* **Stated problem**: Go through the data below and gather each line containing "TradingView".
Start
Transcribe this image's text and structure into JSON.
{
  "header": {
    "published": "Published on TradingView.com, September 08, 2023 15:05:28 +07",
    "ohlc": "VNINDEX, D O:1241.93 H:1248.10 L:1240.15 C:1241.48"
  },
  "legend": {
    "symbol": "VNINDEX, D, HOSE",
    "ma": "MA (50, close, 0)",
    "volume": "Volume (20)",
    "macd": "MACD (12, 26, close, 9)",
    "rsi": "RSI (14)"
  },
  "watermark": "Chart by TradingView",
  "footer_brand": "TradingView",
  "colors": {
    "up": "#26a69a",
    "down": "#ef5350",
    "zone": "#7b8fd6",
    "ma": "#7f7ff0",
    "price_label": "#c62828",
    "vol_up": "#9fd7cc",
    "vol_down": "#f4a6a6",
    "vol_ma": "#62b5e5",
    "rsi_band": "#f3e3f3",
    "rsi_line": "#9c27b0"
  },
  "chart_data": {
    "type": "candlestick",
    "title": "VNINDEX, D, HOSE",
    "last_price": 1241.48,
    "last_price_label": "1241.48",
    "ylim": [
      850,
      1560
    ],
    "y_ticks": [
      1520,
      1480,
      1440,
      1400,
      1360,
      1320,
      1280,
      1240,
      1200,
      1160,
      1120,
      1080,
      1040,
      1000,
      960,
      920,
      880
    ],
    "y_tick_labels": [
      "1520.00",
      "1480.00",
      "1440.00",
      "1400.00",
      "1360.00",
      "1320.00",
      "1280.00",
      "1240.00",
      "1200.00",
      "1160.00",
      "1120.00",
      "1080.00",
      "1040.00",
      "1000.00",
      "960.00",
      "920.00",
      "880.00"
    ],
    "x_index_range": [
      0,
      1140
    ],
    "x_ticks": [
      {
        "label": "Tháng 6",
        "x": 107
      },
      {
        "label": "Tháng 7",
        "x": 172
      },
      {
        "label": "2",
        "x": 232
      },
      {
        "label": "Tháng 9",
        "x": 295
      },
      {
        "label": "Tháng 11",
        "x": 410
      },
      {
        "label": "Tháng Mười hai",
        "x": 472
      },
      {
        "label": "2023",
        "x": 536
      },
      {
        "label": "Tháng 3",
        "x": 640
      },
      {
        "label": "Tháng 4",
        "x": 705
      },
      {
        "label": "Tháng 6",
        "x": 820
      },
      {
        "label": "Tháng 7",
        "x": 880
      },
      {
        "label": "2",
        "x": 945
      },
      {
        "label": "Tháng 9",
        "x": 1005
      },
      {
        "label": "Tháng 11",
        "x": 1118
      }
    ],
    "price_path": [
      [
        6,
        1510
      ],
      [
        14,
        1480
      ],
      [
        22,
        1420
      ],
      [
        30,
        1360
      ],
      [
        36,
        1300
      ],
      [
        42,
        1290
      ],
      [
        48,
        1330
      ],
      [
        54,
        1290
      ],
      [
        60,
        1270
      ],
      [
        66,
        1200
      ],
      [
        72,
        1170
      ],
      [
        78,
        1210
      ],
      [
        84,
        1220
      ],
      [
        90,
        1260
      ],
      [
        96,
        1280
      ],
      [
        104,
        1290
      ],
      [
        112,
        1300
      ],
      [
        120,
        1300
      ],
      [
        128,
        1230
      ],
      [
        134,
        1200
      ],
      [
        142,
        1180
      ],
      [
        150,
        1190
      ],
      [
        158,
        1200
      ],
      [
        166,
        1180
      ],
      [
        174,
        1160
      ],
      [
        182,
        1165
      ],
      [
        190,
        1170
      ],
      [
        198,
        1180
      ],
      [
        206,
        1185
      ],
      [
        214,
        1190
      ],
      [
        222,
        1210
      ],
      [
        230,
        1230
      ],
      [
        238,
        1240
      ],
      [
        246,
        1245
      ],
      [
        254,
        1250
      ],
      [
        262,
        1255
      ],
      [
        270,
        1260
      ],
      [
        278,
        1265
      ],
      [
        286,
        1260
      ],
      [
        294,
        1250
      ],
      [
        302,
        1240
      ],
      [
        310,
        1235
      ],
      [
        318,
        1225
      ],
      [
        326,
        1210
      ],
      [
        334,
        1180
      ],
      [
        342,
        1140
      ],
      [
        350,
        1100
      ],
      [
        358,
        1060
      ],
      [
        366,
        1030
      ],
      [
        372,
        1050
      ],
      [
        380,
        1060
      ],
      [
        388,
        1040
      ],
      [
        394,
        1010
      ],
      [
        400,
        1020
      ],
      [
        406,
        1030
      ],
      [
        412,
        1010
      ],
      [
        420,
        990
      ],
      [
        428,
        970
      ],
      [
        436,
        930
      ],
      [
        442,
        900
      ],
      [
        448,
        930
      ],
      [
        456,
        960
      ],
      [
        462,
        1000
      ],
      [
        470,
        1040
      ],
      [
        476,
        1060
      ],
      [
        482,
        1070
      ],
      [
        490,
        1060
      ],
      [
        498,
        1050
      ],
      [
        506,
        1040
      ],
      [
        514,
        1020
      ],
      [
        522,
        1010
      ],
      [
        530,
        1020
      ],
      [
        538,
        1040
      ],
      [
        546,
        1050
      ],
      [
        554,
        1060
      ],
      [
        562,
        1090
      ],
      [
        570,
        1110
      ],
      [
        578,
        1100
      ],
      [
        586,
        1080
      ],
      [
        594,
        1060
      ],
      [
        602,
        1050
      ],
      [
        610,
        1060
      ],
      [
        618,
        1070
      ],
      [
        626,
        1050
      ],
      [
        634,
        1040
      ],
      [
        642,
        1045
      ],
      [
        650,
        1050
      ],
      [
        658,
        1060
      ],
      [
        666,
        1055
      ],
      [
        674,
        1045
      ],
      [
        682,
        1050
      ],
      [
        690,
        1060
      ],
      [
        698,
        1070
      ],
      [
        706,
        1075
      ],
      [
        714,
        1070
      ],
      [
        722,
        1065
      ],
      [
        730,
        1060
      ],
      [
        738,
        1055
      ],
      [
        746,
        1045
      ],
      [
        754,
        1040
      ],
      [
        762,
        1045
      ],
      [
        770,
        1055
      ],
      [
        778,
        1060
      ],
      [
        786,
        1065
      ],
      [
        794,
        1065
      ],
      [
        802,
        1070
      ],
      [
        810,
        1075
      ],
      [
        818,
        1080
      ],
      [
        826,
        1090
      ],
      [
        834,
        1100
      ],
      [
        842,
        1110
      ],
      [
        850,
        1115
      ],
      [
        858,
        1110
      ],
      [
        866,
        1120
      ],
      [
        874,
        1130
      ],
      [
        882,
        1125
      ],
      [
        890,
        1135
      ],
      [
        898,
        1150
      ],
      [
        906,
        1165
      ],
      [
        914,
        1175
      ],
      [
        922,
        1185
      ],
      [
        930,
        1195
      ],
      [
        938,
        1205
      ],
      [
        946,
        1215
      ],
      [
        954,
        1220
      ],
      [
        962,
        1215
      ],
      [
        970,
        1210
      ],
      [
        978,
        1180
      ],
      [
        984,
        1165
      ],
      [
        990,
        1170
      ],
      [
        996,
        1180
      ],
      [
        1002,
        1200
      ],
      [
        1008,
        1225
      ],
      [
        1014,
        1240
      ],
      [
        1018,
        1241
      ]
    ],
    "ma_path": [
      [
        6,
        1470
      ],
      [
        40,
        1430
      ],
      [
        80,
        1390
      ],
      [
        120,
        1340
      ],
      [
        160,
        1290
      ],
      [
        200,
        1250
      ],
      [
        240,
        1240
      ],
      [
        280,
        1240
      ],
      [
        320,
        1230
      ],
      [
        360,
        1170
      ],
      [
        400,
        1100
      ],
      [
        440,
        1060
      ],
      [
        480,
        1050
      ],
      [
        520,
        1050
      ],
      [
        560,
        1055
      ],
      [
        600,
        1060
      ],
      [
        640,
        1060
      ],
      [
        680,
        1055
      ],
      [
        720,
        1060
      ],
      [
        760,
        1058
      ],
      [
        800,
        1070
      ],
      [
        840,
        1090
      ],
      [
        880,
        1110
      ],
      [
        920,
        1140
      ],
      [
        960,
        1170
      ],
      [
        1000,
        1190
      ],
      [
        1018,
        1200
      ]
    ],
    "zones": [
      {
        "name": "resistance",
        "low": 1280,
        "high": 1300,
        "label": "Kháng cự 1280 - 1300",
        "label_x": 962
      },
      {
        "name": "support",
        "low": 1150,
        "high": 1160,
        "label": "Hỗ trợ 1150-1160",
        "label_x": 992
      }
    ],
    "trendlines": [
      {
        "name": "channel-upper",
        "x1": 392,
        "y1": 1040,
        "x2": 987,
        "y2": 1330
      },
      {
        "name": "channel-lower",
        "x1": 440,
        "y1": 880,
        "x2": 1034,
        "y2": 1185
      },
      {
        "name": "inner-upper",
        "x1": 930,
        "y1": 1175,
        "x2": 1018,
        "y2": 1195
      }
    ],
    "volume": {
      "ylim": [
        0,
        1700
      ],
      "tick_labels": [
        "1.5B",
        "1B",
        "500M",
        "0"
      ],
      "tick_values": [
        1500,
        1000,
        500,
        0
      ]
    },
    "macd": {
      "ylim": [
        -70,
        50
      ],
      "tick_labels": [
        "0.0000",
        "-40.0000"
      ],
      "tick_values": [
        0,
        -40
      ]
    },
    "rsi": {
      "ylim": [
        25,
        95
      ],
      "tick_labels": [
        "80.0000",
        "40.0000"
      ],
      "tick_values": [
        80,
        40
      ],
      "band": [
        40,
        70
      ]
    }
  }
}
End
* **Worked answer**:
    "published": "Published on TradingView.com, September 08, 2023 15:05:28 +07",
  "watermark": "Chart by TradingView",
  "footer_brand": "TradingView",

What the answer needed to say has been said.